Task goal: Go through the entries below and count the lines holding the word "المؤسسة". Reply with only the number, please.
##############################
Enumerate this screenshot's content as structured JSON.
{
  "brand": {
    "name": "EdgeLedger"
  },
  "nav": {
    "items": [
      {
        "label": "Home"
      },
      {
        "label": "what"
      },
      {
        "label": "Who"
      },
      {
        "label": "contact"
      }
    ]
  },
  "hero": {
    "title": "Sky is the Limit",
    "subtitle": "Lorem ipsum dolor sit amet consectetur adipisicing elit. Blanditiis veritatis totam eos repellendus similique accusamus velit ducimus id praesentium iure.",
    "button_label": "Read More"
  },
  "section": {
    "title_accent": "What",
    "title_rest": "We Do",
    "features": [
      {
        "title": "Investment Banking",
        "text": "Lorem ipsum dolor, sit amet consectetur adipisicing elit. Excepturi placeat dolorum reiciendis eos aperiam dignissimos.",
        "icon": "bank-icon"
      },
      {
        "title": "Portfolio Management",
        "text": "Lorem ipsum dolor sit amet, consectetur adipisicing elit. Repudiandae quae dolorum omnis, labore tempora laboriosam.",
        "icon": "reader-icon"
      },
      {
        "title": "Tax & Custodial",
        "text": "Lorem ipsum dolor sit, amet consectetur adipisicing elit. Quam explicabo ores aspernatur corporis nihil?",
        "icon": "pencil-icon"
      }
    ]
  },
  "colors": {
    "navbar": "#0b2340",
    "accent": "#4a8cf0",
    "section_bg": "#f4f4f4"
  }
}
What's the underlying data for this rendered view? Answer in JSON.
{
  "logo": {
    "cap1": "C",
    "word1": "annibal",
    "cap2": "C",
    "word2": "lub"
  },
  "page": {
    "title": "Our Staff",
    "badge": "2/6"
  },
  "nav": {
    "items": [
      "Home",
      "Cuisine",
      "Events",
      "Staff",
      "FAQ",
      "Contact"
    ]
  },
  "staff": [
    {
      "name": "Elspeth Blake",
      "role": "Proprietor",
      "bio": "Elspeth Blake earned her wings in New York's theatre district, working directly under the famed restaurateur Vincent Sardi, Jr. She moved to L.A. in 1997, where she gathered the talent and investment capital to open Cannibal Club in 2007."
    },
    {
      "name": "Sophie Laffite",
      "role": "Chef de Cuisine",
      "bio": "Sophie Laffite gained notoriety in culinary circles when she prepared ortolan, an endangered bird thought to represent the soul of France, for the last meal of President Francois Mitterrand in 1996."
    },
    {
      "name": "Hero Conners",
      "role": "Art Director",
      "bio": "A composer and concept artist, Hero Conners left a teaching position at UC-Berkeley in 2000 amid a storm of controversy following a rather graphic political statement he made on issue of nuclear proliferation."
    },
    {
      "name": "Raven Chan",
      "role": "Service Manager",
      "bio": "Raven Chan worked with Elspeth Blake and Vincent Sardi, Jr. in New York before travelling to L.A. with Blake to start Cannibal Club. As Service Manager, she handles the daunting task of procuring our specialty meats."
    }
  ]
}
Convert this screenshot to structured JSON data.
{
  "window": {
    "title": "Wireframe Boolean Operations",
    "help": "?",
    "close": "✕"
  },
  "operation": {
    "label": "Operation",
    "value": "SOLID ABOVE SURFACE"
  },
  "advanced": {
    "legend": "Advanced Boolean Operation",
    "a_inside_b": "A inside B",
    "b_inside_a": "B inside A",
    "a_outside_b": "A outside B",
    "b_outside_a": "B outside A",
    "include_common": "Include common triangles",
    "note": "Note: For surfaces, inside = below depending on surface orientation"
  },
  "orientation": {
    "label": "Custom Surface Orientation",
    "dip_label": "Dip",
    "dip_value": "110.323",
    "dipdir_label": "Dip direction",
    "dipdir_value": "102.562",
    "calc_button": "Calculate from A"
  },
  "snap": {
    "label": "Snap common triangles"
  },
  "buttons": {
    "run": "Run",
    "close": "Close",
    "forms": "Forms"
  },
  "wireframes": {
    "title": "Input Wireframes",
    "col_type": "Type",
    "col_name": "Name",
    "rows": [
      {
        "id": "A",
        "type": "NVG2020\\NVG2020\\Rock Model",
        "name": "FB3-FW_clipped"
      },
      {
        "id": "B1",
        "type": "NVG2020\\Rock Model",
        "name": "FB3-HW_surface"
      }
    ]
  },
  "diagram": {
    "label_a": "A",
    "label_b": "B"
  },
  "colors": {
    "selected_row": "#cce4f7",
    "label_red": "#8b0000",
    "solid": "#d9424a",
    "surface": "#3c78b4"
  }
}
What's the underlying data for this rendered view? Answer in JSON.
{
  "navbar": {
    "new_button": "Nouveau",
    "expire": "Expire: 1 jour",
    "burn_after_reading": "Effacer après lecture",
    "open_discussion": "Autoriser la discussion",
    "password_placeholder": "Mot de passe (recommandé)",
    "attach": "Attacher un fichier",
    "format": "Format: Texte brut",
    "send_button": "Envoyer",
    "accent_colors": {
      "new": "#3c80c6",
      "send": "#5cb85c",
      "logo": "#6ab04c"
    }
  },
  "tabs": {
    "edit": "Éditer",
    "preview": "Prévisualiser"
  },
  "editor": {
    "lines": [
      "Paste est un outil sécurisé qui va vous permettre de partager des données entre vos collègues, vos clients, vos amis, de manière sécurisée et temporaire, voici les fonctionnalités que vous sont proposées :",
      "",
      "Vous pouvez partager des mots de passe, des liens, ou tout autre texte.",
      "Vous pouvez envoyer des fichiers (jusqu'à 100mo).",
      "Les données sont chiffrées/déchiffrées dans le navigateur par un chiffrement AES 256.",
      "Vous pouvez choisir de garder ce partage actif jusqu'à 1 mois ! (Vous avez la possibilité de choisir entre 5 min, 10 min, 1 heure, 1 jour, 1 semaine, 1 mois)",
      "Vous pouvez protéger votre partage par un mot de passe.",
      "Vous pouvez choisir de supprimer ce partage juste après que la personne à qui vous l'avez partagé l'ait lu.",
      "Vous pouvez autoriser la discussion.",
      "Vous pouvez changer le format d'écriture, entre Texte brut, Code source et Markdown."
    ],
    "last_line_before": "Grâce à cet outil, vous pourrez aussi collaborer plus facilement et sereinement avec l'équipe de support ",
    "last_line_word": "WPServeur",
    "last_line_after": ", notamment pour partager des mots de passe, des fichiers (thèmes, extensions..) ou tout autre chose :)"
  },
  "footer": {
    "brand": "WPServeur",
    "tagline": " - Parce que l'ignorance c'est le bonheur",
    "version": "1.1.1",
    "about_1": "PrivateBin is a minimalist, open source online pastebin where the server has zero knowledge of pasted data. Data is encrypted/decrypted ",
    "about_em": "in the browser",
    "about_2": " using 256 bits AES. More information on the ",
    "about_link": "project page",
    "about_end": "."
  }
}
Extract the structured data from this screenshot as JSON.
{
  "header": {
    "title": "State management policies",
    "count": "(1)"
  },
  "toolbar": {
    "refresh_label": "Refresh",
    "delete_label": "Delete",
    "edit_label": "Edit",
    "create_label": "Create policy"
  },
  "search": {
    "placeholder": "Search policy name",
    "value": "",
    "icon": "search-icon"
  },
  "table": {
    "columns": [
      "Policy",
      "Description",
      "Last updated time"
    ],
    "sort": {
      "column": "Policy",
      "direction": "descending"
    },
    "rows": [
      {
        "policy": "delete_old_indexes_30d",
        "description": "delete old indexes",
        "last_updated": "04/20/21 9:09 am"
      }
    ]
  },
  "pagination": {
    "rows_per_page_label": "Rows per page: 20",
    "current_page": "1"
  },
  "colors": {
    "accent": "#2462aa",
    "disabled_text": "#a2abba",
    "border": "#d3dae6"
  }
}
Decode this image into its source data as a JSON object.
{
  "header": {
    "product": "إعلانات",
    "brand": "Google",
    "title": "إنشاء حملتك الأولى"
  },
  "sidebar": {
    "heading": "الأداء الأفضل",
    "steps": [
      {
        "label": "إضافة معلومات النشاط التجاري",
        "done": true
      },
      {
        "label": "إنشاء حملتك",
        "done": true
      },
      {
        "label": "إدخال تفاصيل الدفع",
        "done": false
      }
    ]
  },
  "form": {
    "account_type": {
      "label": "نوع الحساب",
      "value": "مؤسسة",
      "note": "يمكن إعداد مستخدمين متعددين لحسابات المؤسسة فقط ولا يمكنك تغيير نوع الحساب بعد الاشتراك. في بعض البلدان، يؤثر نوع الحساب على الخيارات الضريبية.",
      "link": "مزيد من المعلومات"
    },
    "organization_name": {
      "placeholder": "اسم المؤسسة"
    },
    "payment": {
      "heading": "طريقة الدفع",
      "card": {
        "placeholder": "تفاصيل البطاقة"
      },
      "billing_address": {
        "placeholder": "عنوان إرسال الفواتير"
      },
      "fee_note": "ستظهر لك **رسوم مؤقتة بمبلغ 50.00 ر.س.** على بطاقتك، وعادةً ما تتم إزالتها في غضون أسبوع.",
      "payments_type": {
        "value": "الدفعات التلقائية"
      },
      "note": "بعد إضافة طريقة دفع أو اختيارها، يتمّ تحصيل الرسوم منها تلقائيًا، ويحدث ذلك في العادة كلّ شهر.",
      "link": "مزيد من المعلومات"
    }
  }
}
##############################
Exercise output: 2